- GIVEN REQUEST -
Copy out every line that contains "vehicle".

- INFORMATION PROVIDED -
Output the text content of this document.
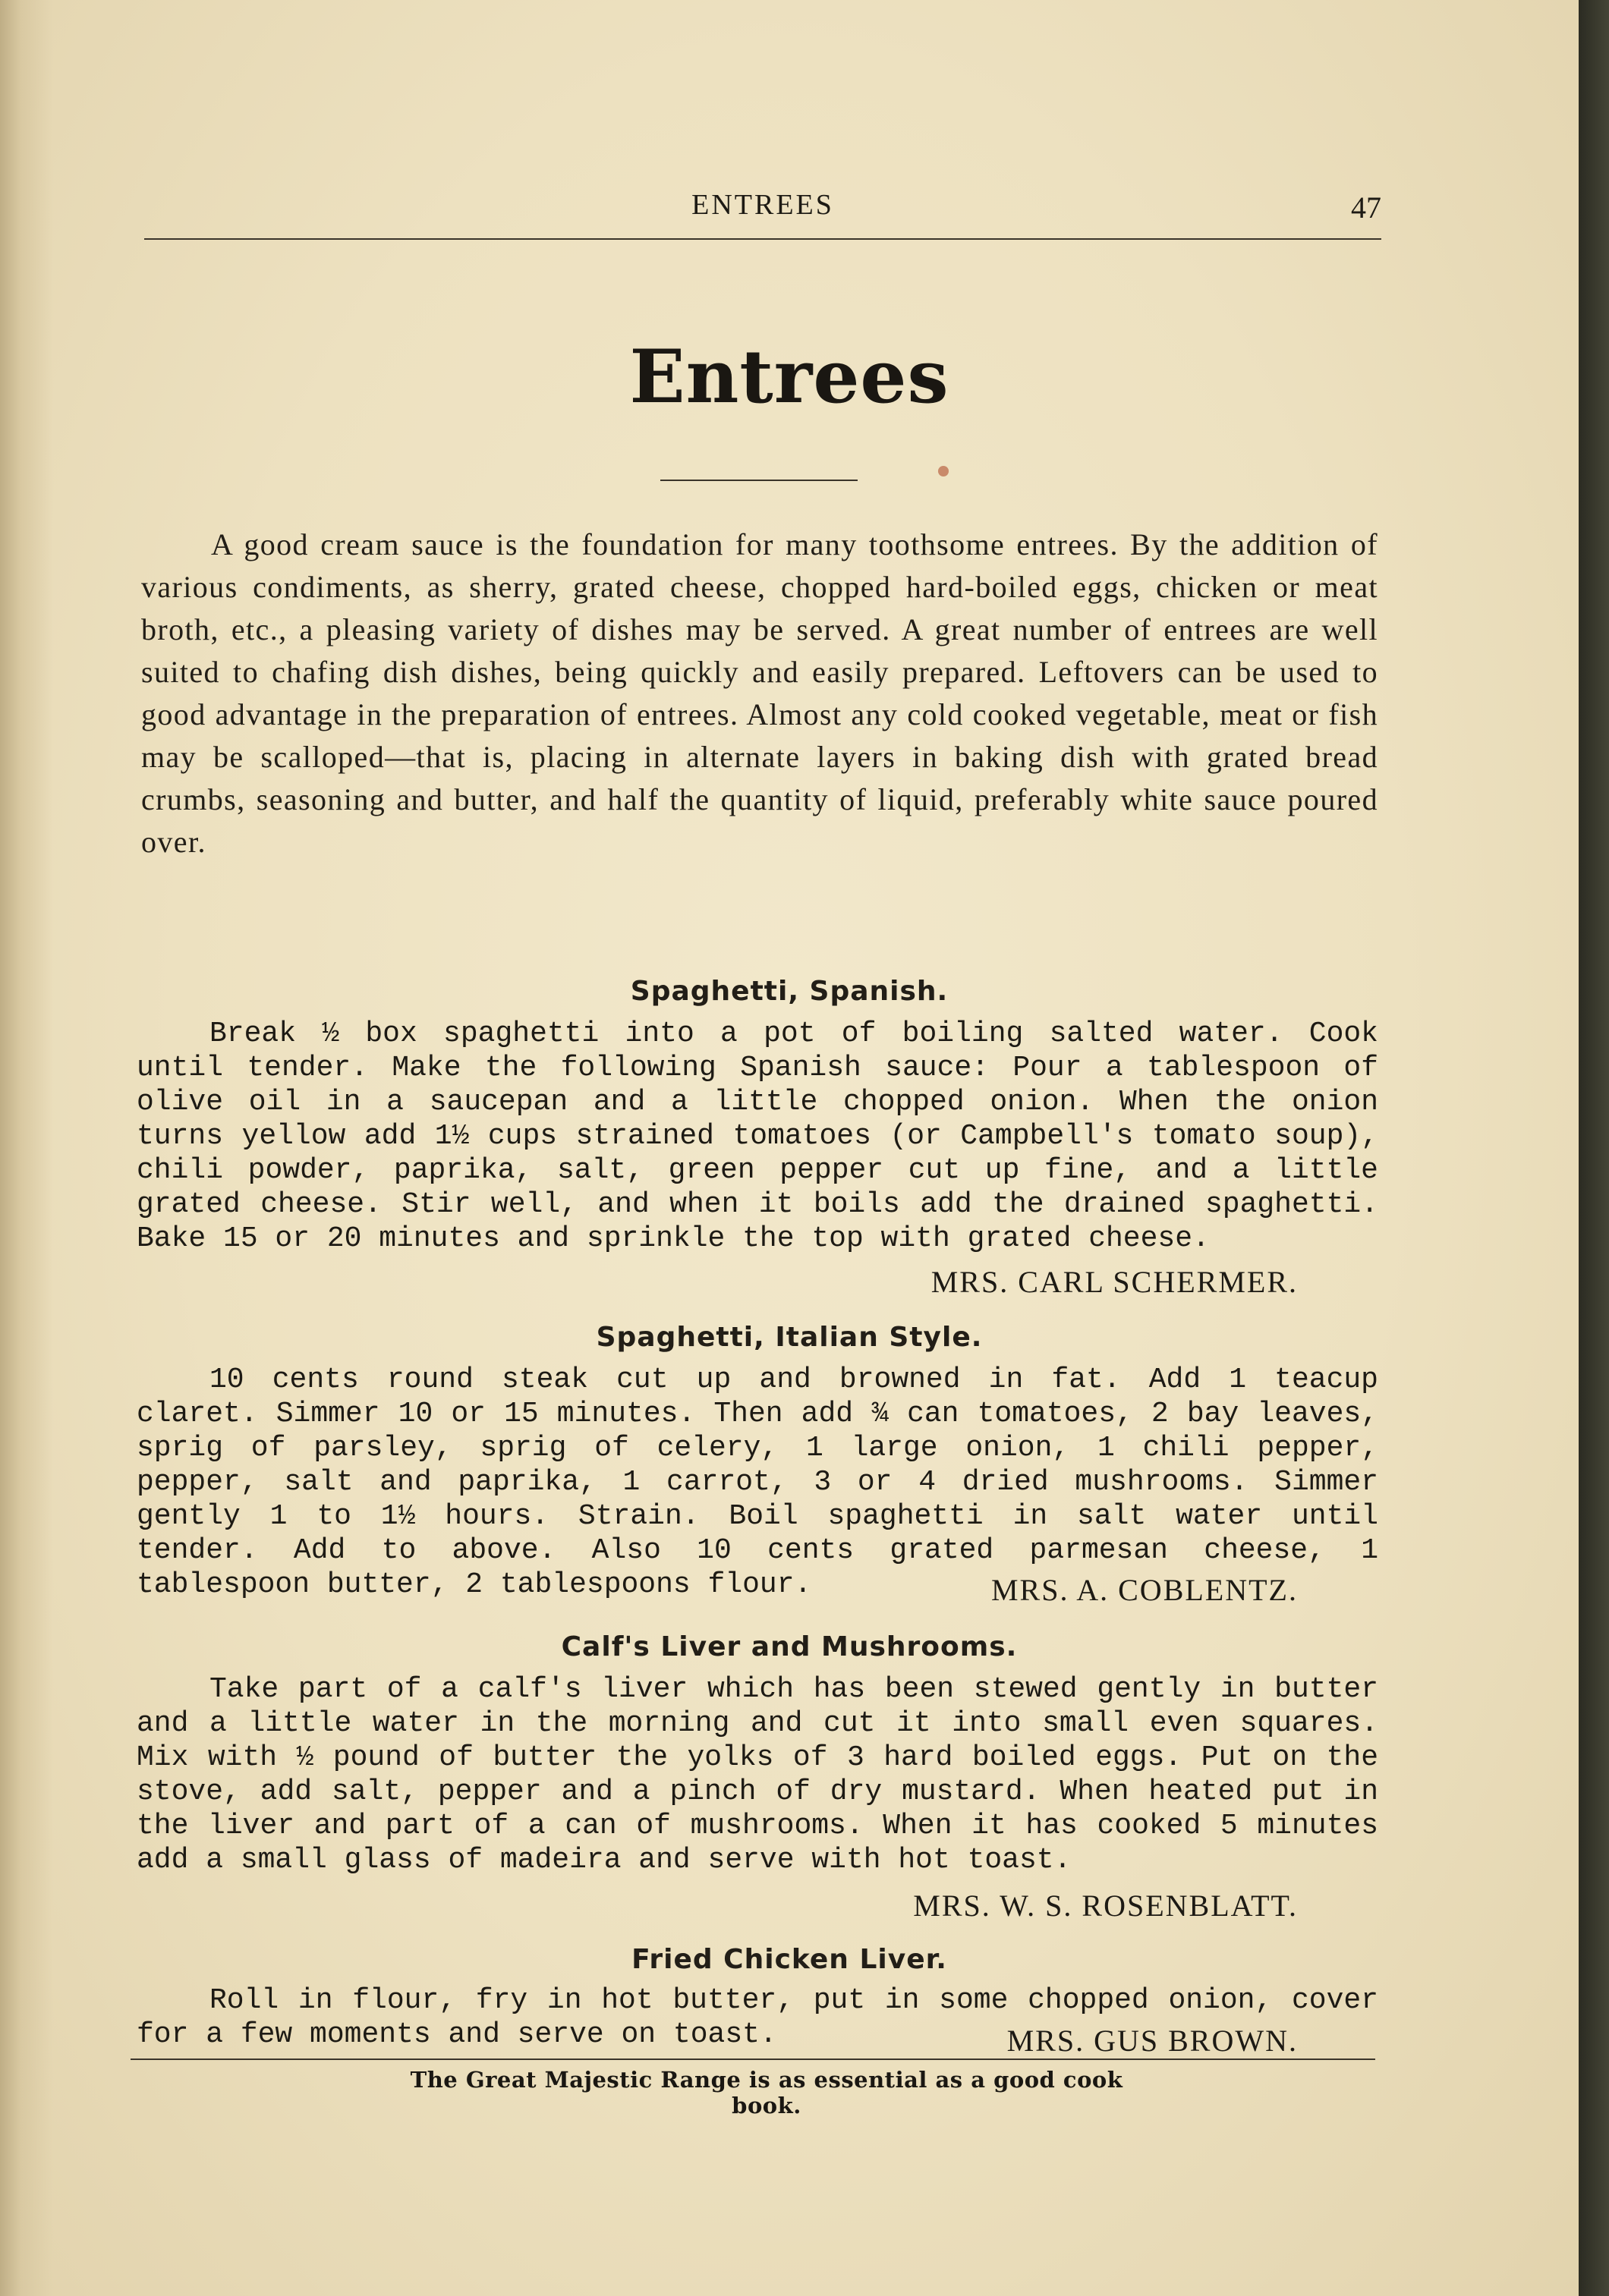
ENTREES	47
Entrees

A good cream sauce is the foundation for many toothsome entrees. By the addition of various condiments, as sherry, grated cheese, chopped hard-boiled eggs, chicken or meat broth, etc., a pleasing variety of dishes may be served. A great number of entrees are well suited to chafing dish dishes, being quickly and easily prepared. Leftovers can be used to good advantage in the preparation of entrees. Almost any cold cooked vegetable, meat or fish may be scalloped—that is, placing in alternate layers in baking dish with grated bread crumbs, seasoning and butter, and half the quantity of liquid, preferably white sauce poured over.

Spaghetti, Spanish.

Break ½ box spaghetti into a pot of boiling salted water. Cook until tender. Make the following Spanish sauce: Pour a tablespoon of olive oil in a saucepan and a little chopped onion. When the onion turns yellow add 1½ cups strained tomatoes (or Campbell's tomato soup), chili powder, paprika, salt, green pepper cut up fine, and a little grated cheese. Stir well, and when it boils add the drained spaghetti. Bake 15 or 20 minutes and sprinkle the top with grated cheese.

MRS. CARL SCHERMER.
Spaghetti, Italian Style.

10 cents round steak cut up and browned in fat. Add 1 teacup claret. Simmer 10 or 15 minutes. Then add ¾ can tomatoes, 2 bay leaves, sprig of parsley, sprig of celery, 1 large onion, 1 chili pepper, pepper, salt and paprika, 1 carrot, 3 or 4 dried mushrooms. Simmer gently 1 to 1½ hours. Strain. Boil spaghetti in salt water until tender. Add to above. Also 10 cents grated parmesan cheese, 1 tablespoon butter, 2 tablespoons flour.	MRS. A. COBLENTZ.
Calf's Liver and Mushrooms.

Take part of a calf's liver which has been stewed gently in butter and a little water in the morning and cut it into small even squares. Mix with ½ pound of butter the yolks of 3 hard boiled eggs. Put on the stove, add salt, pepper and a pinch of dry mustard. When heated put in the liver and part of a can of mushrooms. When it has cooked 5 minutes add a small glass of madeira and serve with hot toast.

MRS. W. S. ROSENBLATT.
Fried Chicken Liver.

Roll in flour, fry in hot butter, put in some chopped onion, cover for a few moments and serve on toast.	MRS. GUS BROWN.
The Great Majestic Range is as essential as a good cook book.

...

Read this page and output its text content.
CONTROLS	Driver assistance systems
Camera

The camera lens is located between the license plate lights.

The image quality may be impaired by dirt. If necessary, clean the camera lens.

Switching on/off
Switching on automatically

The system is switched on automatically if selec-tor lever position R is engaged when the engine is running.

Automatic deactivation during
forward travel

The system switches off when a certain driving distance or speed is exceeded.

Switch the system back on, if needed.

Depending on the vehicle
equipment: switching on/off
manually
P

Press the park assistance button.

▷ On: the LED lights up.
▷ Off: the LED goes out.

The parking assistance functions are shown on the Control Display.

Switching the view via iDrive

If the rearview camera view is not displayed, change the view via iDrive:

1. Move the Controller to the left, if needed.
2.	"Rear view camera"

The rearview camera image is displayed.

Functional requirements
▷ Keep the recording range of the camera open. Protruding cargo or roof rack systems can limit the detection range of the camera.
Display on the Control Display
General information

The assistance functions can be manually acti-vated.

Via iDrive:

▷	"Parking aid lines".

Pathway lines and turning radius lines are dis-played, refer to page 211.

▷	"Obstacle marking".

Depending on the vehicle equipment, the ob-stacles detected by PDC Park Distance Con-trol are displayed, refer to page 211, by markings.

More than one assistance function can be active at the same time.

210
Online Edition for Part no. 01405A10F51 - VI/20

- PROBLEM SOLUTION -
Depending on the vehicle
Depending on the vehicle equipment, the ob-stacles detected by PDC Park Distance Con-trol are displayed, refer to page 211, by markings.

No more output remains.